Data entries:
####################

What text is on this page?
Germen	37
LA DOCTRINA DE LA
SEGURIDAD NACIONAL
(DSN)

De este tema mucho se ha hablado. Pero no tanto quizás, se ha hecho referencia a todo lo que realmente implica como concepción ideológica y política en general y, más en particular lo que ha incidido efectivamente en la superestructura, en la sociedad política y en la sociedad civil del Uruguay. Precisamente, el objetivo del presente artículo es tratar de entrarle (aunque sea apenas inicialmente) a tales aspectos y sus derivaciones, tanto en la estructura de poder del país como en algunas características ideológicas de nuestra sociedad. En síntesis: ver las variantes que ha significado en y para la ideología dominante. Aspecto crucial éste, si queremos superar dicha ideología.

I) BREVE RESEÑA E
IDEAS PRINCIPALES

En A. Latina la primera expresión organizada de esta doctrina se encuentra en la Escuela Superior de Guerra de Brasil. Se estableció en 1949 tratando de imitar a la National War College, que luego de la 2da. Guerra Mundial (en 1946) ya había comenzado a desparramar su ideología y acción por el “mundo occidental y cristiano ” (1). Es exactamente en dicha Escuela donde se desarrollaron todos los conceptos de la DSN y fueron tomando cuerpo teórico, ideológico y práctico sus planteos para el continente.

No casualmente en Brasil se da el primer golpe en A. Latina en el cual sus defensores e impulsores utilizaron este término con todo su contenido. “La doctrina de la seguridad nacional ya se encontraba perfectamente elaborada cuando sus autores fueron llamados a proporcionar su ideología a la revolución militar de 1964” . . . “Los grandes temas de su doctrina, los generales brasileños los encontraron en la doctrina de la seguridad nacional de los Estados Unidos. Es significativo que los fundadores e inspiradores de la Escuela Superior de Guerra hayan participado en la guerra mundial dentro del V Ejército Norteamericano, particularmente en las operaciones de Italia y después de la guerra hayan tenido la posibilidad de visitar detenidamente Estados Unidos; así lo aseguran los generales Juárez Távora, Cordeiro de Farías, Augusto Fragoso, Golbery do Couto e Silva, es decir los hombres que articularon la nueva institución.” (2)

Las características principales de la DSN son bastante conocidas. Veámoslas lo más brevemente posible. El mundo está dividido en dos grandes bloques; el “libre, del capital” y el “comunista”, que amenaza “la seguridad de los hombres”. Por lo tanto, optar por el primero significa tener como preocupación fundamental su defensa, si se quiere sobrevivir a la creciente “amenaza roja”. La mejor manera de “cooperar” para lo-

####################

§ **Given exercise**: Print the listing above in full, exactly as it is.

§ **Response**:
What text is on this page?
Germen	37
LA DOCTRINA DE LA
SEGURIDAD NACIONAL
(DSN)

De este tema mucho se ha hablado. Pero no tanto quizás, se ha hecho referencia a todo lo que realmente implica como concepción ideológica y política en general y, más en particular lo que ha incidido efectivamente en la superestructura, en la sociedad política y en la sociedad civil del Uruguay. Precisamente, el objetivo del presente artículo es tratar de entrarle (aunque sea apenas inicialmente) a tales aspectos y sus derivaciones, tanto en la estructura de poder del país como en algunas características ideológicas de nuestra sociedad. En síntesis: ver las variantes que ha significado en y para la ideología dominante. Aspecto crucial éste, si queremos superar dicha ideología.

I) BREVE RESEÑA E
IDEAS PRINCIPALES

En A. Latina la primera expresión organizada de esta doctrina se encuentra en la Escuela Superior de Guerra de Brasil. Se estableció en 1949 tratando de imitar a la National War College, que luego de la 2da. Guerra Mundial (en 1946) ya había comenzado a desparramar su ideología y acción por el “mundo occidental y cristiano ” (1). Es exactamente en dicha Escuela donde se desarrollaron todos los conceptos de la DSN y fueron tomando cuerpo teórico, ideológico y práctico sus planteos para el continente.

No casualmente en Brasil se da el primer golpe en A. Latina en el cual sus defensores e impulsores utilizaron este término con todo su contenido. “La doctrina de la seguridad nacional ya se encontraba perfectamente elaborada cuando sus autores fueron llamados a proporcionar su ideología a la revolución militar de 1964” . . . “Los grandes temas de su doctrina, los generales brasileños los encontraron en la doctrina de la seguridad nacional de los Estados Unidos. Es significativo que los fundadores e inspiradores de la Escuela Superior de Guerra hayan participado en la guerra mundial dentro del V Ejército Norteamericano, particularmente en las operaciones de Italia y después de la guerra hayan tenido la posibilidad de visitar detenidamente Estados Unidos; así lo aseguran los generales Juárez Távora, Cordeiro de Farías, Augusto Fragoso, Golbery do Couto e Silva, es decir los hombres que articularon la nueva institución.” (2)

Las características principales de la DSN son bastante conocidas. Veámoslas lo más brevemente posible. El mundo está dividido en dos grandes bloques; el “libre, del capital” y el “comunista”, que amenaza “la seguridad de los hombres”. Por lo tanto, optar por el primero significa tener como preocupación fundamental su defensa, si se quiere sobrevivir a la creciente “amenaza roja”. La mejor manera de “cooperar” para lo-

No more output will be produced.